Go through the listing below and list every line with "this".

===

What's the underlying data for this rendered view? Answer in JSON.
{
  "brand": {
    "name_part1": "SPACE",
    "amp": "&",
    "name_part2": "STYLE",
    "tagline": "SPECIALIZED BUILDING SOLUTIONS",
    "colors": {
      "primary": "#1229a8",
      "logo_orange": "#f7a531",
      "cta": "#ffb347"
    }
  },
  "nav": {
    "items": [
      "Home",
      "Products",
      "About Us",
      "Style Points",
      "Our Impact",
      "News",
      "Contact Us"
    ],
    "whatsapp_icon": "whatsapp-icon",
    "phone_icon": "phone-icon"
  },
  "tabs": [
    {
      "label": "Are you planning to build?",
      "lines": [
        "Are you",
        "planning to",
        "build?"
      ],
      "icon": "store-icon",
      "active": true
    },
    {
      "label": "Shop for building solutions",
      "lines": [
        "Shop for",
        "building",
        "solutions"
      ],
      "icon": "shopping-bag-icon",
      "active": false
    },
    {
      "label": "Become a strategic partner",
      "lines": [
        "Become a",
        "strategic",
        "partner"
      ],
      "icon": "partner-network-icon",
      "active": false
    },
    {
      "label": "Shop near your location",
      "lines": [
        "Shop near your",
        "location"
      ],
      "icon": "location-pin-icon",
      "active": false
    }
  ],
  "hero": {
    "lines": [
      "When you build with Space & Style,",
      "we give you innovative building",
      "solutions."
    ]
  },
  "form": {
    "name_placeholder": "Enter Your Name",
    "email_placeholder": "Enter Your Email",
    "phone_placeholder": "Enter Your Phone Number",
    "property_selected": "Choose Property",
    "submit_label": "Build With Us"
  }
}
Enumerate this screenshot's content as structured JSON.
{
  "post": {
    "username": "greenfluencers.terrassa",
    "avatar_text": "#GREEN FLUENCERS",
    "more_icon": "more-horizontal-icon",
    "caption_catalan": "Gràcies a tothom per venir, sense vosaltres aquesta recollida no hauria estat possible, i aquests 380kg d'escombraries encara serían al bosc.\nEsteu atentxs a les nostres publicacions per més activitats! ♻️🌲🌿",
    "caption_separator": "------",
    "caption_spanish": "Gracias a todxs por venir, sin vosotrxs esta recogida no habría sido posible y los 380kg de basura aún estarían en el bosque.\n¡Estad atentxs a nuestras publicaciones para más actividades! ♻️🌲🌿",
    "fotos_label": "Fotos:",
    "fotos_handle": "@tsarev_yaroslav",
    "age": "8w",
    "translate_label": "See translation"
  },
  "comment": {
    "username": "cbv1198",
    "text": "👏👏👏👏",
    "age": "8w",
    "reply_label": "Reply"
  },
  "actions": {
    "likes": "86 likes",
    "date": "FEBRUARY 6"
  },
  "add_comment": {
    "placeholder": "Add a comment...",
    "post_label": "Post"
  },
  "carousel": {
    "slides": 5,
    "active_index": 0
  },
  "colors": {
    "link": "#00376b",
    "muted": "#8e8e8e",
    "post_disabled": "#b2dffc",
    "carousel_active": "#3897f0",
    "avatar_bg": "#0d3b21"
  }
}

===

-- Problem solution --
What's the underlying data for this rendered view? Answer in JSON.
Enumerate this screenshot's content as structured JSON.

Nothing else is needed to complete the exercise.